▶ WHAT YOU HAVE TO DO: Only lines holding the word "qualitate" should be copied from the material.

▶ INFORMATION SUPPLIED:
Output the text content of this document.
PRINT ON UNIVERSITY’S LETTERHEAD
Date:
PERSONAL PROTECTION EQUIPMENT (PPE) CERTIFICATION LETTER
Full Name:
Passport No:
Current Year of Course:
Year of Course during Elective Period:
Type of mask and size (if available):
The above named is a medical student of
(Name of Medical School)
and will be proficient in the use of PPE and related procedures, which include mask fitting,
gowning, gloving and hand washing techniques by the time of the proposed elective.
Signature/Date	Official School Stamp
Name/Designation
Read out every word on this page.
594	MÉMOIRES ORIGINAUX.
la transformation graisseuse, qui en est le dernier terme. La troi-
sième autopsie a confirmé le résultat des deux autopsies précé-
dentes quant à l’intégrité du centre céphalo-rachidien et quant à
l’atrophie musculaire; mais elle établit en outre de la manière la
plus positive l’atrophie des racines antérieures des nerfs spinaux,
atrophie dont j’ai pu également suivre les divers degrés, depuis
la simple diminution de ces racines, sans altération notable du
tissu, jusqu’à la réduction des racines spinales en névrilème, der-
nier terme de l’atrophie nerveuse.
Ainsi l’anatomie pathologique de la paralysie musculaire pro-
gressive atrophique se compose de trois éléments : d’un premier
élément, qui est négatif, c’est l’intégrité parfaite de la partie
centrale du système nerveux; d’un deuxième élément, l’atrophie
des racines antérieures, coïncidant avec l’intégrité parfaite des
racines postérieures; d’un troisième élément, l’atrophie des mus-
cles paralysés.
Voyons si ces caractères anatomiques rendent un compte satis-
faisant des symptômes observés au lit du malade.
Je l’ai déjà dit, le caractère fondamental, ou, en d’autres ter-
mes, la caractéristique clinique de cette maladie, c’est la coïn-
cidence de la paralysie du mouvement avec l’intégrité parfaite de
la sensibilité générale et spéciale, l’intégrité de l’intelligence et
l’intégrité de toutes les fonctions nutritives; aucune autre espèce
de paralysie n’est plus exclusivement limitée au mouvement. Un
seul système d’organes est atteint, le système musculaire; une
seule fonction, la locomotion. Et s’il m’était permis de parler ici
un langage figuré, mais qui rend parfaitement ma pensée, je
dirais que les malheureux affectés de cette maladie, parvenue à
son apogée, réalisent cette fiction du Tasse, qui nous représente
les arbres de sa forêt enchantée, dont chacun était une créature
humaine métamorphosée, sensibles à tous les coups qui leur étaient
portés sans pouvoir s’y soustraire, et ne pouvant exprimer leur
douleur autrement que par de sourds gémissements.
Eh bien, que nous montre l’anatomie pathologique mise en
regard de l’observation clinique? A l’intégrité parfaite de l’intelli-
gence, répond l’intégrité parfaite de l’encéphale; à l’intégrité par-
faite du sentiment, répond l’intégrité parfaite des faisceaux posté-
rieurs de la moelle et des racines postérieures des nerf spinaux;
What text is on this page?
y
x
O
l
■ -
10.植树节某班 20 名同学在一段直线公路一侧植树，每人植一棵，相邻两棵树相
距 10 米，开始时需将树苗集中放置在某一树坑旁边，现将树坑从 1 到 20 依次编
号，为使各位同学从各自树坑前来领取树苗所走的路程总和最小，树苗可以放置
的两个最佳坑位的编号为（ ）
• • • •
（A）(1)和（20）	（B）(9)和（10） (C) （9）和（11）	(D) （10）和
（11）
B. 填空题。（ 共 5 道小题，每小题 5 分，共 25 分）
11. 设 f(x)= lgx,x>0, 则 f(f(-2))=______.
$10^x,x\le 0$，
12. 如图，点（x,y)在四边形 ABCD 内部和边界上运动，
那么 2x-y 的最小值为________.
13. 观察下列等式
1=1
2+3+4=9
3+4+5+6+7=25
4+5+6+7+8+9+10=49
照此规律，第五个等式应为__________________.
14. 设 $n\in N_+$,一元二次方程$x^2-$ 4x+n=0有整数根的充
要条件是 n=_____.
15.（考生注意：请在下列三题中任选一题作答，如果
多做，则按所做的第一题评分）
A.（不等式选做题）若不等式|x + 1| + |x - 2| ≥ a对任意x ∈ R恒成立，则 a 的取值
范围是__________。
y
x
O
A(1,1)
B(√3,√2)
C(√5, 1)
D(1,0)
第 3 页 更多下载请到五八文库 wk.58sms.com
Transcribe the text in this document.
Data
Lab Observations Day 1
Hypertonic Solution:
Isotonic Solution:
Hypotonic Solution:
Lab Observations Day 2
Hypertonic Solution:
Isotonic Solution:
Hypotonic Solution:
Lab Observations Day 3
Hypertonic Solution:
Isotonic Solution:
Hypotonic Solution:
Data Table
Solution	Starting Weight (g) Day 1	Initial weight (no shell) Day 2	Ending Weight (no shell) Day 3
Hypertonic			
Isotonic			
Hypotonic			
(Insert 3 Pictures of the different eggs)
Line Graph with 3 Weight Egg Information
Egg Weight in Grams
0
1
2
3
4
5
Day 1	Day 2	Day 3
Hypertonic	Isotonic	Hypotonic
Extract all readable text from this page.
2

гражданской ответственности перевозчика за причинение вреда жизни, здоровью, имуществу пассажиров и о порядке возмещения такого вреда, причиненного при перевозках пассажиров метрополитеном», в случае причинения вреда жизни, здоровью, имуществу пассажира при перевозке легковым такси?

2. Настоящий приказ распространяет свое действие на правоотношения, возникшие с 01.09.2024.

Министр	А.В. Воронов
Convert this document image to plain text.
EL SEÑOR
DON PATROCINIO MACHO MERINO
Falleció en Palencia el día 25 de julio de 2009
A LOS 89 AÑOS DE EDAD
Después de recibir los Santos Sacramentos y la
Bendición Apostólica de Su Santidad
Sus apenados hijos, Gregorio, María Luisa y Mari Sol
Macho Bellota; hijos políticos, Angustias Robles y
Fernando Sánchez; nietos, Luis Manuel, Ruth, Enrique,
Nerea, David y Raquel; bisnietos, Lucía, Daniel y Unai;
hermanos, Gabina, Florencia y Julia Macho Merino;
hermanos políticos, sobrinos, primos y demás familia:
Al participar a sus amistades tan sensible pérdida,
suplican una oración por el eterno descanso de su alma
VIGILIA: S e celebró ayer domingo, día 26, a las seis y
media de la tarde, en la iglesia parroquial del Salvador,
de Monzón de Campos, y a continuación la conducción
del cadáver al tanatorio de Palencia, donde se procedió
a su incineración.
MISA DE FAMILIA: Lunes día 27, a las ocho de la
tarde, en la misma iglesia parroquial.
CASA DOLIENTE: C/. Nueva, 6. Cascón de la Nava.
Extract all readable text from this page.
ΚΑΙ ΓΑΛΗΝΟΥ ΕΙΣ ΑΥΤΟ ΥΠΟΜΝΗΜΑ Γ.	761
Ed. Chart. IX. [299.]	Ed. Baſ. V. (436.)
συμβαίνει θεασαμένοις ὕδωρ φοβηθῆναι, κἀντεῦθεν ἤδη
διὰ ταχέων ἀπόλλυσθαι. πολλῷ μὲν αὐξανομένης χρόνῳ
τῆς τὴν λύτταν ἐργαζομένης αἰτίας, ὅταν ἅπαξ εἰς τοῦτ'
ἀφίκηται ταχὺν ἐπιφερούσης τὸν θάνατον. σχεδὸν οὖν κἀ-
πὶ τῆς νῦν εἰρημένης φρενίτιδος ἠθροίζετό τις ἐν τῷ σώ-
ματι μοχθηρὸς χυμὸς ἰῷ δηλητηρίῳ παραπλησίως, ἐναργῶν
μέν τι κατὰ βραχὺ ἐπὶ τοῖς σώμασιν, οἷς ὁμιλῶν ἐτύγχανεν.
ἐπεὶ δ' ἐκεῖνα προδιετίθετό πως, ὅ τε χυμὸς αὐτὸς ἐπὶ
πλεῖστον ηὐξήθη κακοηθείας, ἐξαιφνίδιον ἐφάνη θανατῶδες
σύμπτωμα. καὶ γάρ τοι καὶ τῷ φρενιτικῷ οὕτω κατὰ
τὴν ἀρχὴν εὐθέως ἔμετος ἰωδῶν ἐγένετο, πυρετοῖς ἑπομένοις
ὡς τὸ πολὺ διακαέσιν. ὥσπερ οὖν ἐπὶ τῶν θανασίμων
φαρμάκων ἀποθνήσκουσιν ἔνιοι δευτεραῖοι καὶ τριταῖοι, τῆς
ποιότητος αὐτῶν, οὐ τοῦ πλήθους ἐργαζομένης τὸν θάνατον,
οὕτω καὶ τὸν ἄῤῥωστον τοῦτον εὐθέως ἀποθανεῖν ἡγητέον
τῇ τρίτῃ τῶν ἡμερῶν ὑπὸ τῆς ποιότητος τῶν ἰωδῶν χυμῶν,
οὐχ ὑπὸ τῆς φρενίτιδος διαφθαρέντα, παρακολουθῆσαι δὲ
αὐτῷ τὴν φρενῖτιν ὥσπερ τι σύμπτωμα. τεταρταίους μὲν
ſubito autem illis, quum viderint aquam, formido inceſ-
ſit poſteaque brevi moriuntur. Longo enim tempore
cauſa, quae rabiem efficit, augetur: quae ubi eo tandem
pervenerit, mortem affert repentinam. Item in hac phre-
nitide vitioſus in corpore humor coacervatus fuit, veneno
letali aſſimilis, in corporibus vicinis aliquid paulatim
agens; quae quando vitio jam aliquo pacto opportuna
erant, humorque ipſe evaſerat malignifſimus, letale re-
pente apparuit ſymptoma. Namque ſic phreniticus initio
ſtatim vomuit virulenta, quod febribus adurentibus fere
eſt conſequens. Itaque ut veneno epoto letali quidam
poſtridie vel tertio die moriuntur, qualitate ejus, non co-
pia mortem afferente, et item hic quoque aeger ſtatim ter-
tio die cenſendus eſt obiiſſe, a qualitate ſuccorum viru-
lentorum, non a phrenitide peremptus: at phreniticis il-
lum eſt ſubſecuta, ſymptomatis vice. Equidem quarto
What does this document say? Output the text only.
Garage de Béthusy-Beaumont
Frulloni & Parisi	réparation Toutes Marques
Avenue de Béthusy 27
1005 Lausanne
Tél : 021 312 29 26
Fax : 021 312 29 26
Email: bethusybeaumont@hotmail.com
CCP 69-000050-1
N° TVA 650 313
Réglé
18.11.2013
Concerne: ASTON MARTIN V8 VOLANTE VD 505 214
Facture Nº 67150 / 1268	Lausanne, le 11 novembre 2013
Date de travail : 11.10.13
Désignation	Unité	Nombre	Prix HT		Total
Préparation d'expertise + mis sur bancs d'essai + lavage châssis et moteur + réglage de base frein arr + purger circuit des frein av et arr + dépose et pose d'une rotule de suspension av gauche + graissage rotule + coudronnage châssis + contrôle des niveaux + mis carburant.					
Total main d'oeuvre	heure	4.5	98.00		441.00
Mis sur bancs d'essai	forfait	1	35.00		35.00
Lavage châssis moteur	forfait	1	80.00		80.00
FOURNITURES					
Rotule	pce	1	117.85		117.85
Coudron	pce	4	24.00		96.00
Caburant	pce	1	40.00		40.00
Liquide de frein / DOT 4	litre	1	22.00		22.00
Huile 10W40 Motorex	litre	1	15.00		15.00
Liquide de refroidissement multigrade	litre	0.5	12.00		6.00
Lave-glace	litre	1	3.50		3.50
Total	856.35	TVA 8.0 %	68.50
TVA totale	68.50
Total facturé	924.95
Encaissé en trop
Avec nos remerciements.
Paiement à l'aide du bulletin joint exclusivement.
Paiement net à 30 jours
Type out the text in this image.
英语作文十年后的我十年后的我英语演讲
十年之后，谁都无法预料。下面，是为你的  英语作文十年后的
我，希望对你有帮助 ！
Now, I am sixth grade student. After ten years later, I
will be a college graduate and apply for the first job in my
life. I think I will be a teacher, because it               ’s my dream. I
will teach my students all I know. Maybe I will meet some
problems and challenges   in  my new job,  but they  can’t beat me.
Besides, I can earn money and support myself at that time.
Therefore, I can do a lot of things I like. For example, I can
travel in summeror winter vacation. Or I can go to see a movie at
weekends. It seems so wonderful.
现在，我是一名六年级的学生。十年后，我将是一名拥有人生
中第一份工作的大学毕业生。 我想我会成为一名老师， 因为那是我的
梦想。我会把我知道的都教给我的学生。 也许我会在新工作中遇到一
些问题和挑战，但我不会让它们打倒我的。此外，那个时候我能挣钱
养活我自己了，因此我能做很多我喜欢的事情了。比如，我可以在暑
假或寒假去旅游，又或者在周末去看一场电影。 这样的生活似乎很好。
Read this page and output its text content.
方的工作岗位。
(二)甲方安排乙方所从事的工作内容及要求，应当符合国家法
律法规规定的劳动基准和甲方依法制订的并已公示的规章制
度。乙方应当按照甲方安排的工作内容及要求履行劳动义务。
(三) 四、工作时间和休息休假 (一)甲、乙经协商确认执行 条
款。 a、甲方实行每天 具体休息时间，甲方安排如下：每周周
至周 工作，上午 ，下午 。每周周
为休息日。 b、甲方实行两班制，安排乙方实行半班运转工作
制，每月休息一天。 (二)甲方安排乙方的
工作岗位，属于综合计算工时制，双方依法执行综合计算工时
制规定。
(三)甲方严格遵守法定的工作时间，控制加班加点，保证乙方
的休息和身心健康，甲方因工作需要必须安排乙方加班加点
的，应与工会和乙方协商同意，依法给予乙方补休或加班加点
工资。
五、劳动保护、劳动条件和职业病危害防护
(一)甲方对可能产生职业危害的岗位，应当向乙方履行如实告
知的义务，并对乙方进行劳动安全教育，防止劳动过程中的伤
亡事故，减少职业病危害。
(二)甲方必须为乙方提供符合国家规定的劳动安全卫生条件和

▶ SOLUTION:
poſtridie vel tertio die moriuntur, qualitate ejus, non co-
tio die cenſendus eſt obiiſſe, a qualitate ſuccorum viru-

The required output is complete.